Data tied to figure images
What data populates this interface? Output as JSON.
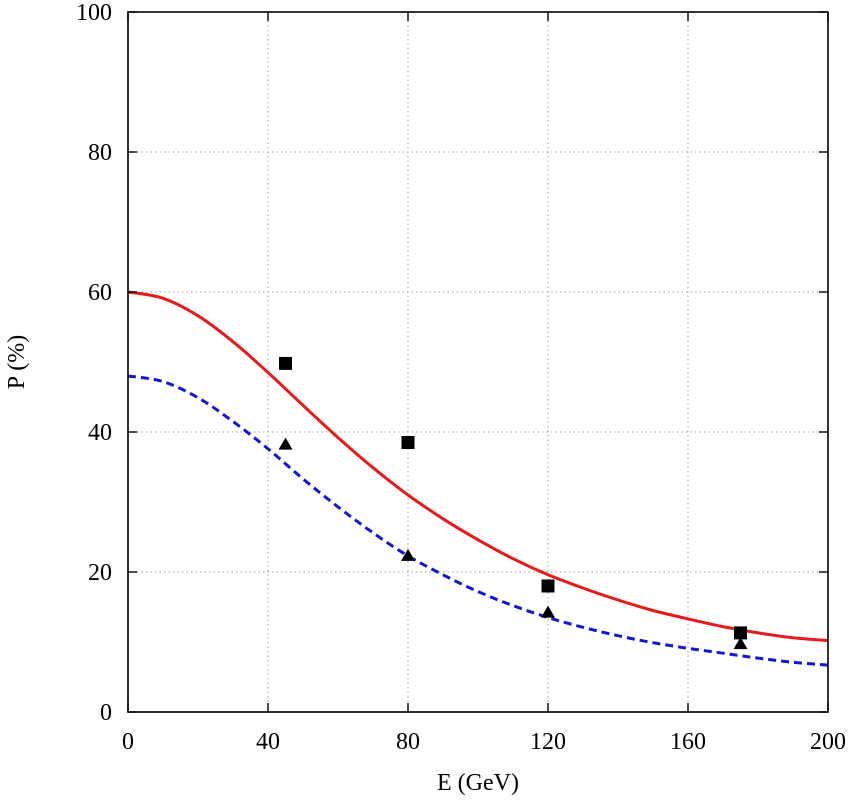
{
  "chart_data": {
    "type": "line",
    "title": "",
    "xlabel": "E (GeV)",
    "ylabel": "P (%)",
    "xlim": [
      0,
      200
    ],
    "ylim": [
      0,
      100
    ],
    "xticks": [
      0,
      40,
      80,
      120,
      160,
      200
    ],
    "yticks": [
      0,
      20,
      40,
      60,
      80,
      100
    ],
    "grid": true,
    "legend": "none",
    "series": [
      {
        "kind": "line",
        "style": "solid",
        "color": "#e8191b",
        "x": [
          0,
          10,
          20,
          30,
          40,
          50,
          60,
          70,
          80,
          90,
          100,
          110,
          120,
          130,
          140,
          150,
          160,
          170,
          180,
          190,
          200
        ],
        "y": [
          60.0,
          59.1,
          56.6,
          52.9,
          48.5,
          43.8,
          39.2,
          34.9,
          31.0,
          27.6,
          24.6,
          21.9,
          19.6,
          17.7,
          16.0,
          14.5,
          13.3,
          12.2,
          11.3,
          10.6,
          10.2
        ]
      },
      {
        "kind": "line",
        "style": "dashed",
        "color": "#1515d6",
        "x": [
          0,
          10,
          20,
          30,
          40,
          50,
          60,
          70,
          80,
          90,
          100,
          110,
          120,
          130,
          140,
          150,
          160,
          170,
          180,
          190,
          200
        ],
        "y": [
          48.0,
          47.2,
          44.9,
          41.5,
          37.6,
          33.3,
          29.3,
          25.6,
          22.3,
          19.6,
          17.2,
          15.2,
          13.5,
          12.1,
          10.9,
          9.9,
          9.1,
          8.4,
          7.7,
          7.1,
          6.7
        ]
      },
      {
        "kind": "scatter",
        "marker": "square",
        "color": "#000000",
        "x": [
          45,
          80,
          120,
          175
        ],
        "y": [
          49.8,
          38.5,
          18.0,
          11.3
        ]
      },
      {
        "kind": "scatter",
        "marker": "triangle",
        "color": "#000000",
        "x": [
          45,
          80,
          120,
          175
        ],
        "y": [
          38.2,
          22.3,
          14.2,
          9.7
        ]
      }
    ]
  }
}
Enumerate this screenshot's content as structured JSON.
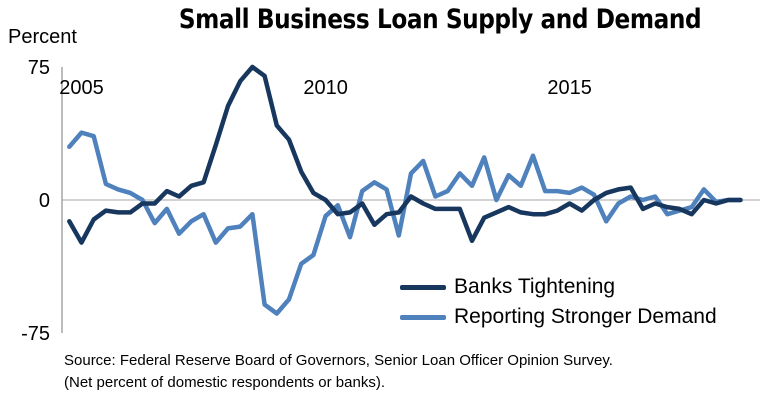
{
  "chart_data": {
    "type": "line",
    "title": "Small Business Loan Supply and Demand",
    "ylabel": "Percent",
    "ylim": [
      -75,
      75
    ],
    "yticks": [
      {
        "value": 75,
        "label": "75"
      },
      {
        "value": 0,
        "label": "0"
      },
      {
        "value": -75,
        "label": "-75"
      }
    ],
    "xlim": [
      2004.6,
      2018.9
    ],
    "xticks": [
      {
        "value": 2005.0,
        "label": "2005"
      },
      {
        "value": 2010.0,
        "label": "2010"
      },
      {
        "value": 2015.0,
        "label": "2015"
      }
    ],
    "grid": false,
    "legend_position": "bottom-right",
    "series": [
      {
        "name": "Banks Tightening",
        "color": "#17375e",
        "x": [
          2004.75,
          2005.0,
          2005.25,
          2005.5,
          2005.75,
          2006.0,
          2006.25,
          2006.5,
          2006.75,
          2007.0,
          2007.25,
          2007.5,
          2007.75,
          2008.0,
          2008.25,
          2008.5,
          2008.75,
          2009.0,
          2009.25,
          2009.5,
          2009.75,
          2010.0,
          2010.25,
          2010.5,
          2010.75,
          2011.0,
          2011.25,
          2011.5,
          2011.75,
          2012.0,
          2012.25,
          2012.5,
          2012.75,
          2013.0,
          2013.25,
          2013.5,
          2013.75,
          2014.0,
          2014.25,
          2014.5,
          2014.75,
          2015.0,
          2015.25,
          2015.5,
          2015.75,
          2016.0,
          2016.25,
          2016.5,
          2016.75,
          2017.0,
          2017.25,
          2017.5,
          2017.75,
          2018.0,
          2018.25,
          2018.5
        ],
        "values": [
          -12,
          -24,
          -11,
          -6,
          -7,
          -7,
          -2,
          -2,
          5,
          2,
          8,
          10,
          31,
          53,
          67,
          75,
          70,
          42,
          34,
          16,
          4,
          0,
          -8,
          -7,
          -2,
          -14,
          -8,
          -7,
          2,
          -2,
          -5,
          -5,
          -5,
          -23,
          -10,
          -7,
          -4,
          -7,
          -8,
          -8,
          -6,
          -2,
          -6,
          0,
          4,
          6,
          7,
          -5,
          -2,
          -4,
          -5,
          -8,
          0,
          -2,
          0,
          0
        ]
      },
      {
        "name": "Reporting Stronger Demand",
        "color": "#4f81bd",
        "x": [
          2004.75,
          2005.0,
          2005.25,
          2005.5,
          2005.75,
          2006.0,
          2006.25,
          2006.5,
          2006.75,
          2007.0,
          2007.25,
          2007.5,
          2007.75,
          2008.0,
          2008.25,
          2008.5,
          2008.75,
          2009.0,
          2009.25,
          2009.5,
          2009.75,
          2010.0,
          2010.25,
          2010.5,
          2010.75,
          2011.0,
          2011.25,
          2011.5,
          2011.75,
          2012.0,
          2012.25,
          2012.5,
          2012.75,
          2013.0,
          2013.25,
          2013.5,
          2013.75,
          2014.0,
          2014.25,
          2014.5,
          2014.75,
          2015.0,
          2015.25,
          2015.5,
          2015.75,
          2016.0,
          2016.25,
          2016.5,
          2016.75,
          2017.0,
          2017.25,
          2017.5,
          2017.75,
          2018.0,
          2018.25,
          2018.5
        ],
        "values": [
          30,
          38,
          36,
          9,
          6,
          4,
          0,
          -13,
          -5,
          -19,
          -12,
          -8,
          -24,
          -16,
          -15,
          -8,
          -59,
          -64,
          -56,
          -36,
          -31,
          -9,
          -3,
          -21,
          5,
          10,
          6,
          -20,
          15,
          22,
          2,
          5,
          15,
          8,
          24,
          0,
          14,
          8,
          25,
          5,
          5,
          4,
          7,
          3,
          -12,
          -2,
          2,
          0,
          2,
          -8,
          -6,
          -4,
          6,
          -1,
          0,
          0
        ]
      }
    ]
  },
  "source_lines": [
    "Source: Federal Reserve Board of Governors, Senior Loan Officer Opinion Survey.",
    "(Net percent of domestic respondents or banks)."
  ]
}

Exercise aim -> Copy each line above where the string "this" occurs.

The result ->
What data populates this interface? Output as JSON.
Enumerate this screenshot's content as structured JSON.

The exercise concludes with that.